(Dataset items)
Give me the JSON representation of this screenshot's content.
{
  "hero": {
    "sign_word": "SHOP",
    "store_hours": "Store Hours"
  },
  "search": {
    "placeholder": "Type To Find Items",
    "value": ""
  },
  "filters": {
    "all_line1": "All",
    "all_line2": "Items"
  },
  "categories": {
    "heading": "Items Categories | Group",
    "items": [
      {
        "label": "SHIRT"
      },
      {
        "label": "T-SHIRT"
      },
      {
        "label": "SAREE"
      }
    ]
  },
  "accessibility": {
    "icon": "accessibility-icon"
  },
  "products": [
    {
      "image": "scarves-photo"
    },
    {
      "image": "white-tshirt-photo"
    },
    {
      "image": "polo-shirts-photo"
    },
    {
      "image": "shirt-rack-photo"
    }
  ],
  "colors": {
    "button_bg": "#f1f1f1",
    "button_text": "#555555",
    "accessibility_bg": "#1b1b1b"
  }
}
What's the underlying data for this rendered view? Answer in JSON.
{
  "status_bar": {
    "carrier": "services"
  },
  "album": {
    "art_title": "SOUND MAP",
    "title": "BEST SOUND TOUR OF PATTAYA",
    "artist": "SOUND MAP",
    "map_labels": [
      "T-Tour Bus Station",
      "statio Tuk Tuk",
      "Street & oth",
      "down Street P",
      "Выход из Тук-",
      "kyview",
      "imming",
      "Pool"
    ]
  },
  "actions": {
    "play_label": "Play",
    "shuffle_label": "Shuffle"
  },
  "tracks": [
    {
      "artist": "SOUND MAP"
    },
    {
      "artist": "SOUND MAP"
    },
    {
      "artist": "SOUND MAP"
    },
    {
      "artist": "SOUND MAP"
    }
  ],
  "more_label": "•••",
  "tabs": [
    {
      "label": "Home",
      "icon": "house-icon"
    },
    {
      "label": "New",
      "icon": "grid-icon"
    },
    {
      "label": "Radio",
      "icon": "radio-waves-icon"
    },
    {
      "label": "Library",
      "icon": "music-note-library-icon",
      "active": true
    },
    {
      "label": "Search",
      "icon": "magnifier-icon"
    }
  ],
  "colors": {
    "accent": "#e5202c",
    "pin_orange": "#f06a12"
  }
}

WORK TO COMPLETE:
Copy all the records above exactly, missing none.

ANSWER TO THE PROBLEM:
Give me the JSON representation of this screenshot's content.
{
  "hero": {
    "sign_word": "SHOP",
    "store_hours": "Store Hours"
  },
  "search": {
    "placeholder": "Type To Find Items",
    "value": ""
  },
  "filters": {
    "all_line1": "All",
    "all_line2": "Items"
  },
  "categories": {
    "heading": "Items Categories | Group",
    "items": [
      {
        "label": "SHIRT"
      },
      {
        "label": "T-SHIRT"
      },
      {
        "label": "SAREE"
      }
    ]
  },
  "accessibility": {
    "icon": "accessibility-icon"
  },
  "products": [
    {
      "image": "scarves-photo"
    },
    {
      "image": "white-tshirt-photo"
    },
    {
      "image": "polo-shirts-photo"
    },
    {
      "image": "shirt-rack-photo"
    }
  ],
  "colors": {
    "button_bg": "#f1f1f1",
    "button_text": "#555555",
    "accessibility_bg": "#1b1b1b"
  }
}
What's the underlying data for this rendered view? Answer in JSON.
{
  "status_bar": {
    "carrier": "services"
  },
  "album": {
    "art_title": "SOUND MAP",
    "title": "BEST SOUND TOUR OF PATTAYA",
    "artist": "SOUND MAP",
    "map_labels": [
      "T-Tour Bus Station",
      "statio Tuk Tuk",
      "Street & oth",
      "down Street P",
      "Выход из Тук-",
      "kyview",
      "imming",
      "Pool"
    ]
  },
  "actions": {
    "play_label": "Play",
    "shuffle_label": "Shuffle"
  },
  "tracks": [
    {
      "artist": "SOUND MAP"
    },
    {
      "artist": "SOUND MAP"
    },
    {
      "artist": "SOUND MAP"
    },
    {
      "artist": "SOUND MAP"
    }
  ],
  "more_label": "•••",
  "tabs": [
    {
      "label": "Home",
      "icon": "house-icon"
    },
    {
      "label": "New",
      "icon": "grid-icon"
    },
    {
      "label": "Radio",
      "icon": "radio-waves-icon"
    },
    {
      "label": "Library",
      "icon": "music-note-library-icon",
      "active": true
    },
    {
      "label": "Search",
      "icon": "magnifier-icon"
    }
  ],
  "colors": {
    "accent": "#e5202c",
    "pin_orange": "#f06a12"
  }
}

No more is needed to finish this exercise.